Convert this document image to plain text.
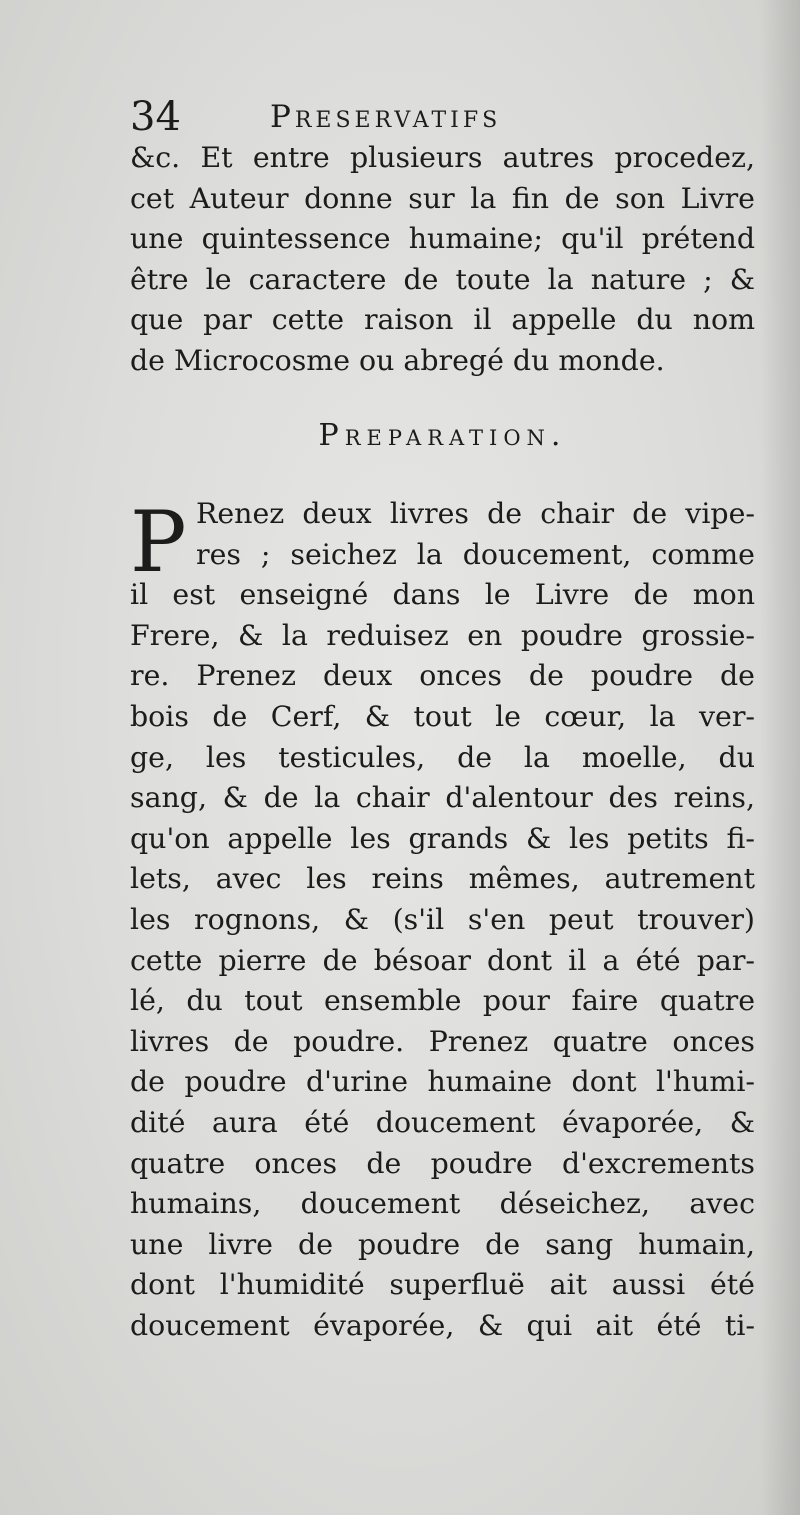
34	Preservatifs
&c. Et entre plusieurs autres procedez,
cet Auteur donne sur la fin de son Livre
une quintessence humaine; qu'il prétend
être le caractere de toute la nature ; &
que par cette raison il appelle du nom
de Microcosme ou abregé du monde.
Preparation.
P Renez deux livres de chair de vipe-
res ; seichez la doucement, comme
il est enseigné dans le Livre de mon
Frere, & la reduisez en poudre grossie-
re. Prenez deux onces de poudre de
bois de Cerf, & tout le cœur, la ver-
ge, les testicules, de la moelle, du
sang, & de la chair d'alentour des reins,
qu'on appelle les grands & les petits fi-
lets, avec les reins mêmes, autrement
les rognons, & (s'il s'en peut trouver)
cette pierre de bésoar dont il a été par-
lé, du tout ensemble pour faire quatre
livres de poudre. Prenez quatre onces
de poudre d'urine humaine dont l'humi-
dité aura été doucement évaporée, &
quatre onces de poudre d'excrements
humains, doucement déseichez, avec
une livre de poudre de sang humain,
dont l'humidité superfluë ait aussi été
doucement évaporée, & qui ait été ti-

☆ ☆ ☆

* [Aim of the exercise]: Copy out every line of the listing that contains the string "onces".

* [Result of the exercise]:
re. Prenez deux onces de poudre de
livres de poudre. Prenez quatre onces
quatre onces de poudre d'excrements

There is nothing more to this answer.